◆ **Problem statement**
Starting with the line that holds "What text is on this page?", repeat each line through the last one below, exactly. Pictures stay out.

◆ **Dataset**

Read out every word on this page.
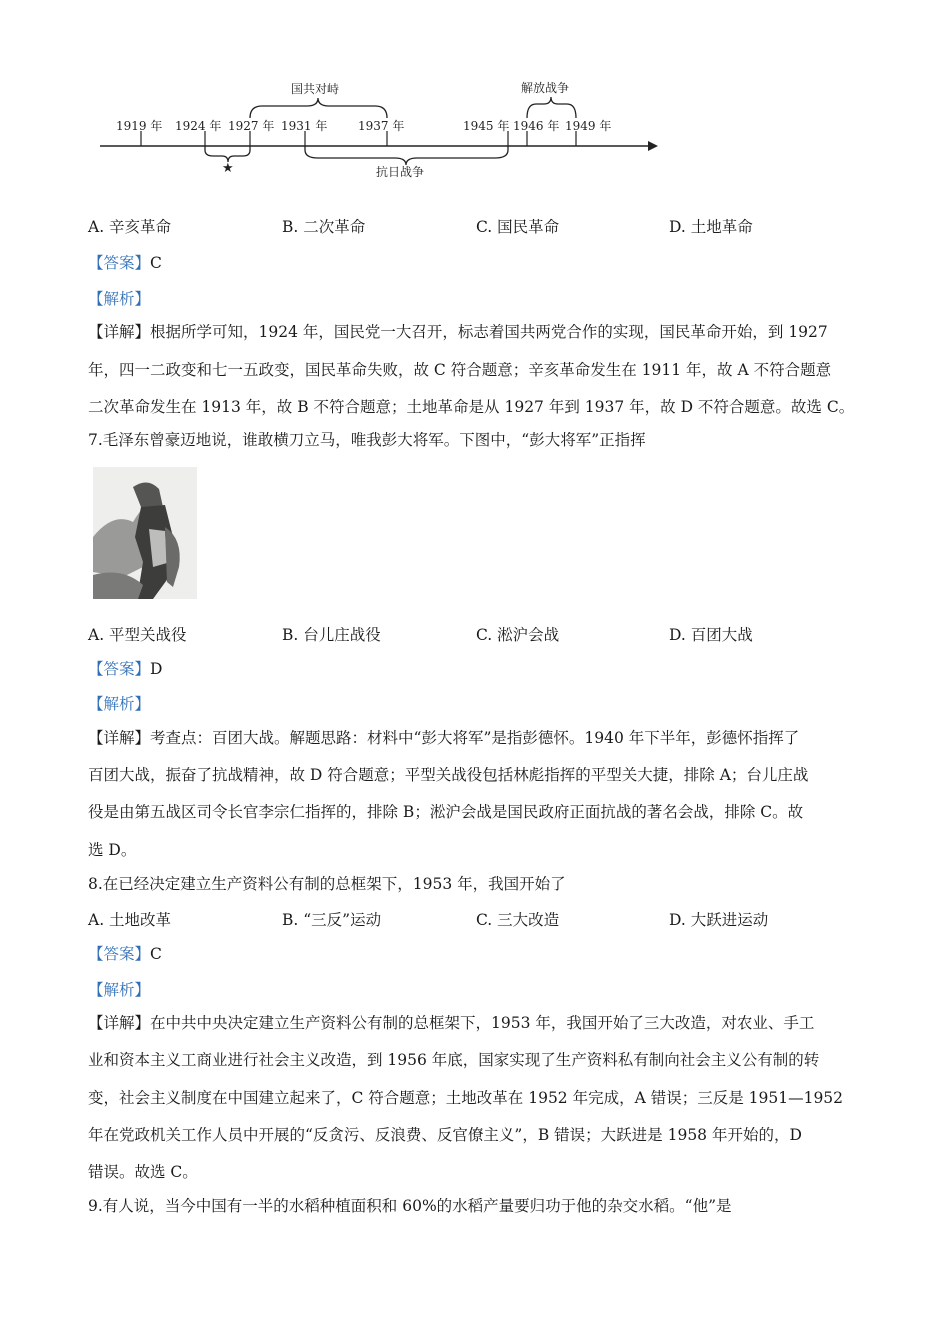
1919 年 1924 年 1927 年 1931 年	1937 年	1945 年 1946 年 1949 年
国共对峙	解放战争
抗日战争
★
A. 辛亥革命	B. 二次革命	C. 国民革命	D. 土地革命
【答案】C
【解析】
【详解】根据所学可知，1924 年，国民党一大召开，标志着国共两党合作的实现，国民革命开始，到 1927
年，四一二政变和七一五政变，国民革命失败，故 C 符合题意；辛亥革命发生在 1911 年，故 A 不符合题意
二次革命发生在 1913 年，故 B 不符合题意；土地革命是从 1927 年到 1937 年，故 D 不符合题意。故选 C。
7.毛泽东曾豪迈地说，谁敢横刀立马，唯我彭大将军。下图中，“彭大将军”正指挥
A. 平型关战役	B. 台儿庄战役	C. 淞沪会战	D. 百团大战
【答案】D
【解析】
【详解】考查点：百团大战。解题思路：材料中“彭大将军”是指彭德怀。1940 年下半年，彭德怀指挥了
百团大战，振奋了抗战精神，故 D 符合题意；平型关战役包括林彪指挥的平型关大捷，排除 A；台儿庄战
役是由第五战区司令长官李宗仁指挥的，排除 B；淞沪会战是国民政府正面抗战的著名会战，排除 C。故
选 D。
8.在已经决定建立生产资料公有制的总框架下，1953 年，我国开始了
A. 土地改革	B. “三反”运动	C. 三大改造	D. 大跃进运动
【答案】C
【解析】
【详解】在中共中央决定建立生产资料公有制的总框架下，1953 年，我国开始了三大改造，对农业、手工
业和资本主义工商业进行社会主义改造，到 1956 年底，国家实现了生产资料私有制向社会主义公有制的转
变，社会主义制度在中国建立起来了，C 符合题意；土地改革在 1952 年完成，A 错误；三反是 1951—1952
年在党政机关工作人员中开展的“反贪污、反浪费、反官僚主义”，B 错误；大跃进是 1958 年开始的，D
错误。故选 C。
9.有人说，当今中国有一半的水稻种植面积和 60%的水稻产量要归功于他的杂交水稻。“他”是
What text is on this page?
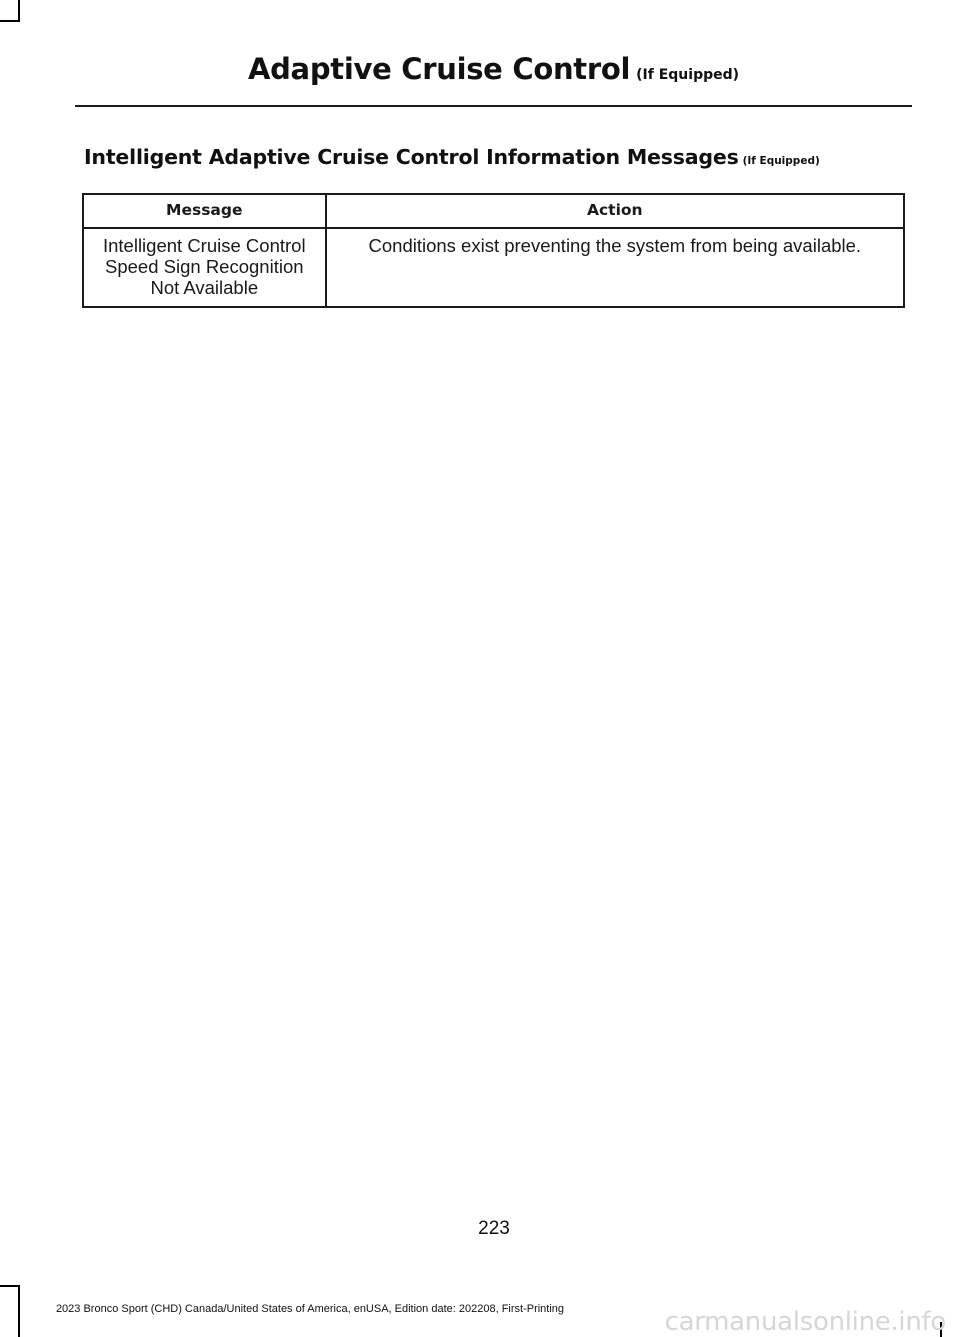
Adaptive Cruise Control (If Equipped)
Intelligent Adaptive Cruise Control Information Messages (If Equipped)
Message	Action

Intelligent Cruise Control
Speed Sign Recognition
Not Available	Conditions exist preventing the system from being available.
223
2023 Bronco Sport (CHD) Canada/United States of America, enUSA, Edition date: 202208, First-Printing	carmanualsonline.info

◆ **Complete answer**
What text is on this page?
Adaptive Cruise Control (If Equipped)
Intelligent Adaptive Cruise Control Information Messages (If Equipped)
Message	Action

Intelligent Cruise Control
Speed Sign Recognition
Not Available	Conditions exist preventing the system from being available.
223
2023 Bronco Sport (CHD) Canada/United States of America, enUSA, Edition date: 202208, First-Printing	carmanualsonline.info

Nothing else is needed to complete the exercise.